** BEGIN **

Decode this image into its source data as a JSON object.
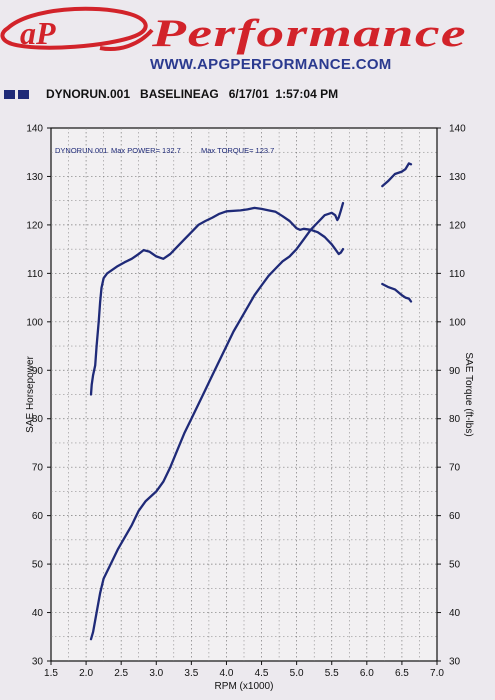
{
  "header": {
    "logo_text": "Performance",
    "logo_mark": "aP",
    "url": "WWW.APGPERFORMANCE.COM",
    "run_info": "DYNORUN.001   BASELINEAG   6/17/01  1:57:04 PM"
  },
  "colors": {
    "line": "#1f2a78",
    "logo_red": "#d2232a",
    "url_blue": "#2b3a8f",
    "grid": "#7a7a7a",
    "plot_bg": "#f2f0f2"
  },
  "chart_data": {
    "type": "line",
    "annotation_run": "DYNORUN.001",
    "annotation_power": "Max POWER= 132.7",
    "annotation_torque": "Max TORQUE= 123.7",
    "xlabel": "RPM (x1000)",
    "ylabel_left": "SAE Horsepower",
    "ylabel_right": "SAE Torque (ft-lbs)",
    "xlim": [
      1.5,
      7.0
    ],
    "ylim": [
      30,
      140
    ],
    "x_ticks": [
      "1.5",
      "2.0",
      "2.5",
      "3.0",
      "3.5",
      "4.0",
      "4.5",
      "5.0",
      "5.5",
      "6.0",
      "6.5",
      "7.0"
    ],
    "y_ticks": [
      "30",
      "40",
      "50",
      "60",
      "70",
      "80",
      "90",
      "100",
      "110",
      "120",
      "130",
      "140"
    ],
    "grid": true,
    "series": [
      {
        "role": "power",
        "segments": [
          [
            [
              2.07,
              34.5
            ],
            [
              2.1,
              36
            ],
            [
              2.15,
              40
            ],
            [
              2.2,
              44
            ],
            [
              2.25,
              47
            ],
            [
              2.35,
              50
            ],
            [
              2.45,
              53
            ],
            [
              2.55,
              55.5
            ],
            [
              2.65,
              58
            ],
            [
              2.75,
              61
            ],
            [
              2.85,
              63
            ],
            [
              3.0,
              65
            ],
            [
              3.1,
              67
            ],
            [
              3.2,
              70
            ],
            [
              3.3,
              73.5
            ],
            [
              3.4,
              77
            ],
            [
              3.5,
              80
            ],
            [
              3.6,
              83
            ],
            [
              3.7,
              86
            ],
            [
              3.8,
              89
            ],
            [
              3.9,
              92
            ],
            [
              4.0,
              95
            ],
            [
              4.1,
              98
            ],
            [
              4.2,
              100.5
            ],
            [
              4.3,
              103
            ],
            [
              4.4,
              105.5
            ],
            [
              4.5,
              107.5
            ],
            [
              4.6,
              109.5
            ],
            [
              4.7,
              111
            ],
            [
              4.8,
              112.5
            ],
            [
              4.9,
              113.5
            ],
            [
              5.0,
              115
            ],
            [
              5.1,
              117
            ],
            [
              5.2,
              119
            ],
            [
              5.3,
              120.5
            ],
            [
              5.4,
              122
            ],
            [
              5.5,
              122.5
            ],
            [
              5.55,
              122
            ],
            [
              5.58,
              121
            ],
            [
              5.6,
              121.5
            ],
            [
              5.63,
              123
            ],
            [
              5.66,
              124.5
            ]
          ],
          [
            [
              6.22,
              128
            ],
            [
              6.3,
              129
            ],
            [
              6.4,
              130.5
            ],
            [
              6.5,
              131
            ],
            [
              6.55,
              131.5
            ],
            [
              6.6,
              132.7
            ],
            [
              6.63,
              132.5
            ]
          ]
        ]
      },
      {
        "role": "torque",
        "segments": [
          [
            [
              2.07,
              85
            ],
            [
              2.08,
              87
            ],
            [
              2.1,
              89
            ],
            [
              2.13,
              91
            ],
            [
              2.15,
              95
            ],
            [
              2.18,
              100
            ],
            [
              2.2,
              104
            ],
            [
              2.22,
              107
            ],
            [
              2.25,
              109
            ],
            [
              2.3,
              110
            ],
            [
              2.35,
              110.5
            ],
            [
              2.45,
              111.5
            ],
            [
              2.55,
              112.3
            ],
            [
              2.65,
              113
            ],
            [
              2.75,
              114
            ],
            [
              2.82,
              114.8
            ],
            [
              2.9,
              114.5
            ],
            [
              3.0,
              113.5
            ],
            [
              3.1,
              113
            ],
            [
              3.2,
              114
            ],
            [
              3.3,
              115.5
            ],
            [
              3.4,
              117
            ],
            [
              3.5,
              118.5
            ],
            [
              3.6,
              120
            ],
            [
              3.7,
              120.8
            ],
            [
              3.8,
              121.5
            ],
            [
              3.9,
              122.3
            ],
            [
              4.0,
              122.8
            ],
            [
              4.2,
              123
            ],
            [
              4.3,
              123.2
            ],
            [
              4.4,
              123.5
            ],
            [
              4.5,
              123.3
            ],
            [
              4.6,
              123
            ],
            [
              4.7,
              122.7
            ],
            [
              4.8,
              121.8
            ],
            [
              4.9,
              120.8
            ],
            [
              5.0,
              119.3
            ],
            [
              5.05,
              119
            ],
            [
              5.1,
              119.2
            ],
            [
              5.2,
              119
            ],
            [
              5.3,
              118.5
            ],
            [
              5.4,
              117.5
            ],
            [
              5.5,
              116
            ],
            [
              5.55,
              115
            ],
            [
              5.6,
              114
            ],
            [
              5.63,
              114.3
            ],
            [
              5.66,
              115
            ]
          ],
          [
            [
              6.22,
              107.8
            ],
            [
              6.3,
              107.2
            ],
            [
              6.4,
              106.7
            ],
            [
              6.5,
              105.5
            ],
            [
              6.55,
              105
            ],
            [
              6.6,
              104.8
            ],
            [
              6.63,
              104.2
            ]
          ]
        ]
      }
    ]
  }
}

** END **

**What the task requires:** Print all of the entries word for word. Skip any images they contain.

**Right answer:**
Decode this image into its source data as a JSON object.
{
  "header": {
    "logo_text": "Performance",
    "logo_mark": "aP",
    "url": "WWW.APGPERFORMANCE.COM",
    "run_info": "DYNORUN.001   BASELINEAG   6/17/01  1:57:04 PM"
  },
  "colors": {
    "line": "#1f2a78",
    "logo_red": "#d2232a",
    "url_blue": "#2b3a8f",
    "grid": "#7a7a7a",
    "plot_bg": "#f2f0f2"
  },
  "chart_data": {
    "type": "line",
    "annotation_run": "DYNORUN.001",
    "annotation_power": "Max POWER= 132.7",
    "annotation_torque": "Max TORQUE= 123.7",
    "xlabel": "RPM (x1000)",
    "ylabel_left": "SAE Horsepower",
    "ylabel_right": "SAE Torque (ft-lbs)",
    "xlim": [
      1.5,
      7.0
    ],
    "ylim": [
      30,
      140
    ],
    "x_ticks": [
      "1.5",
      "2.0",
      "2.5",
      "3.0",
      "3.5",
      "4.0",
      "4.5",
      "5.0",
      "5.5",
      "6.0",
      "6.5",
      "7.0"
    ],
    "y_ticks": [
      "30",
      "40",
      "50",
      "60",
      "70",
      "80",
      "90",
      "100",
      "110",
      "120",
      "130",
      "140"
    ],
    "grid": true,
    "series": [
      {
        "role": "power",
        "segments": [
          [
            [
              2.07,
              34.5
            ],
            [
              2.1,
              36
            ],
            [
              2.15,
              40
            ],
            [
              2.2,
              44
            ],
            [
              2.25,
              47
            ],
            [
              2.35,
              50
            ],
            [
              2.45,
              53
            ],
            [
              2.55,
              55.5
            ],
            [
              2.65,
              58
            ],
            [
              2.75,
              61
            ],
            [
              2.85,
              63
            ],
            [
              3.0,
              65
            ],
            [
              3.1,
              67
            ],
            [
              3.2,
              70
            ],
            [
              3.3,
              73.5
            ],
            [
              3.4,
              77
            ],
            [
              3.5,
              80
            ],
            [
              3.6,
              83
            ],
            [
              3.7,
              86
            ],
            [
              3.8,
              89
            ],
            [
              3.9,
              92
            ],
            [
              4.0,
              95
            ],
            [
              4.1,
              98
            ],
            [
              4.2,
              100.5
            ],
            [
              4.3,
              103
            ],
            [
              4.4,
              105.5
            ],
            [
              4.5,
              107.5
            ],
            [
              4.6,
              109.5
            ],
            [
              4.7,
              111
            ],
            [
              4.8,
              112.5
            ],
            [
              4.9,
              113.5
            ],
            [
              5.0,
              115
            ],
            [
              5.1,
              117
            ],
            [
              5.2,
              119
            ],
            [
              5.3,
              120.5
            ],
            [
              5.4,
              122
            ],
            [
              5.5,
              122.5
            ],
            [
              5.55,
              122
            ],
            [
              5.58,
              121
            ],
            [
              5.6,
              121.5
            ],
            [
              5.63,
              123
            ],
            [
              5.66,
              124.5
            ]
          ],
          [
            [
              6.22,
              128
            ],
            [
              6.3,
              129
            ],
            [
              6.4,
              130.5
            ],
            [
              6.5,
              131
            ],
            [
              6.55,
              131.5
            ],
            [
              6.6,
              132.7
            ],
            [
              6.63,
              132.5
            ]
          ]
        ]
      },
      {
        "role": "torque",
        "segments": [
          [
            [
              2.07,
              85
            ],
            [
              2.08,
              87
            ],
            [
              2.1,
              89
            ],
            [
              2.13,
              91
            ],
            [
              2.15,
              95
            ],
            [
              2.18,
              100
            ],
            [
              2.2,
              104
            ],
            [
              2.22,
              107
            ],
            [
              2.25,
              109
            ],
            [
              2.3,
              110
            ],
            [
              2.35,
              110.5
            ],
            [
              2.45,
              111.5
            ],
            [
              2.55,
              112.3
            ],
            [
              2.65,
              113
            ],
            [
              2.75,
              114
            ],
            [
              2.82,
              114.8
            ],
            [
              2.9,
              114.5
            ],
            [
              3.0,
              113.5
            ],
            [
              3.1,
              113
            ],
            [
              3.2,
              114
            ],
            [
              3.3,
              115.5
            ],
            [
              3.4,
              117
            ],
            [
              3.5,
              118.5
            ],
            [
              3.6,
              120
            ],
            [
              3.7,
              120.8
            ],
            [
              3.8,
              121.5
            ],
            [
              3.9,
              122.3
            ],
            [
              4.0,
              122.8
            ],
            [
              4.2,
              123
            ],
            [
              4.3,
              123.2
            ],
            [
              4.4,
              123.5
            ],
            [
              4.5,
              123.3
            ],
            [
              4.6,
              123
            ],
            [
              4.7,
              122.7
            ],
            [
              4.8,
              121.8
            ],
            [
              4.9,
              120.8
            ],
            [
              5.0,
              119.3
            ],
            [
              5.05,
              119
            ],
            [
              5.1,
              119.2
            ],
            [
              5.2,
              119
            ],
            [
              5.3,
              118.5
            ],
            [
              5.4,
              117.5
            ],
            [
              5.5,
              116
            ],
            [
              5.55,
              115
            ],
            [
              5.6,
              114
            ],
            [
              5.63,
              114.3
            ],
            [
              5.66,
              115
            ]
          ],
          [
            [
              6.22,
              107.8
            ],
            [
              6.3,
              107.2
            ],
            [
              6.4,
              106.7
            ],
            [
              6.5,
              105.5
            ],
            [
              6.55,
              105
            ],
            [
              6.6,
              104.8
            ],
            [
              6.63,
              104.2
            ]
          ]
        ]
      }
    ]
  }
}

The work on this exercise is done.